# Start of SUPPLIED MATERIAL

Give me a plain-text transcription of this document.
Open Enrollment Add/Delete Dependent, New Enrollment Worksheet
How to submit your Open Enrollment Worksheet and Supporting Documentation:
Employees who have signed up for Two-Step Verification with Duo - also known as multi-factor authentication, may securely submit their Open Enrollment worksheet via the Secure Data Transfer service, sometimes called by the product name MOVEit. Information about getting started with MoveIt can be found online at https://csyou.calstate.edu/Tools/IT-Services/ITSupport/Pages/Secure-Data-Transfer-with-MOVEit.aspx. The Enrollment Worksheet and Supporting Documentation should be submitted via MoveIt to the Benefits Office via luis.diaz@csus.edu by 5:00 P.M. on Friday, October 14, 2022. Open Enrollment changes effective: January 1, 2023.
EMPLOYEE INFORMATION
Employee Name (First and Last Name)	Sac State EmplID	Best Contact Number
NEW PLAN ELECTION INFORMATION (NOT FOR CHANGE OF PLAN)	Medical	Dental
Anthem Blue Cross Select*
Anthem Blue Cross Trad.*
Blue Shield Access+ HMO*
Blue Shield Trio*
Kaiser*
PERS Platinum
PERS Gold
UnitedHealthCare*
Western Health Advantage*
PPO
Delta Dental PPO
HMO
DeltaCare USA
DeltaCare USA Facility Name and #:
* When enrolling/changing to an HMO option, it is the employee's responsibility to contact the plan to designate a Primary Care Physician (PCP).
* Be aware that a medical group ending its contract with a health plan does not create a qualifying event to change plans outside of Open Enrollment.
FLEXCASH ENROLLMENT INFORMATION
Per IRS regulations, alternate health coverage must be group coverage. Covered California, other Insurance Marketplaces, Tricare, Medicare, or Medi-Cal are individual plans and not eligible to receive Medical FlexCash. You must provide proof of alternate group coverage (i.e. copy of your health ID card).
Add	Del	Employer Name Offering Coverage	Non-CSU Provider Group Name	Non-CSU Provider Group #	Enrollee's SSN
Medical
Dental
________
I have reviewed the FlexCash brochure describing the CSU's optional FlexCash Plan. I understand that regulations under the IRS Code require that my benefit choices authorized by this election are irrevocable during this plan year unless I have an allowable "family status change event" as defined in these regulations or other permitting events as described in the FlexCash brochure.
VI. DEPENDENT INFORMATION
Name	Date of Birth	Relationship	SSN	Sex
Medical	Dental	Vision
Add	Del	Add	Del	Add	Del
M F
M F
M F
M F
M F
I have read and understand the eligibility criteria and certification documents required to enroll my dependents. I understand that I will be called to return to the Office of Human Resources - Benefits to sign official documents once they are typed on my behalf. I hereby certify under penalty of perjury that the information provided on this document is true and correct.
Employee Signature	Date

# End of SUPPLIED MATERIAL

From the entries above, return each line with the word "Documentation" in it.

* **ANSWER**:
How to submit your Open Enrollment Worksheet and Supporting Documentation:
Employees who have signed up for Two-Step Verification with Duo - also known as multi-factor authentication, may securely submit their Open Enrollment worksheet via the Secure Data Transfer service, sometimes called by the product name MOVEit. Information about getting started with MoveIt can be found online at https://csyou.calstate.edu/Tools/IT-Services/ITSupport/Pages/Secure-Data-Transfer-with-MOVEit.aspx. The Enrollment Worksheet and Supporting Documentation should be submitted via MoveIt to the Benefits Office via luis.diaz@csus.edu by 5:00 P.M. on Friday, October 14, 2022. Open Enrollment changes effective: January 1, 2023.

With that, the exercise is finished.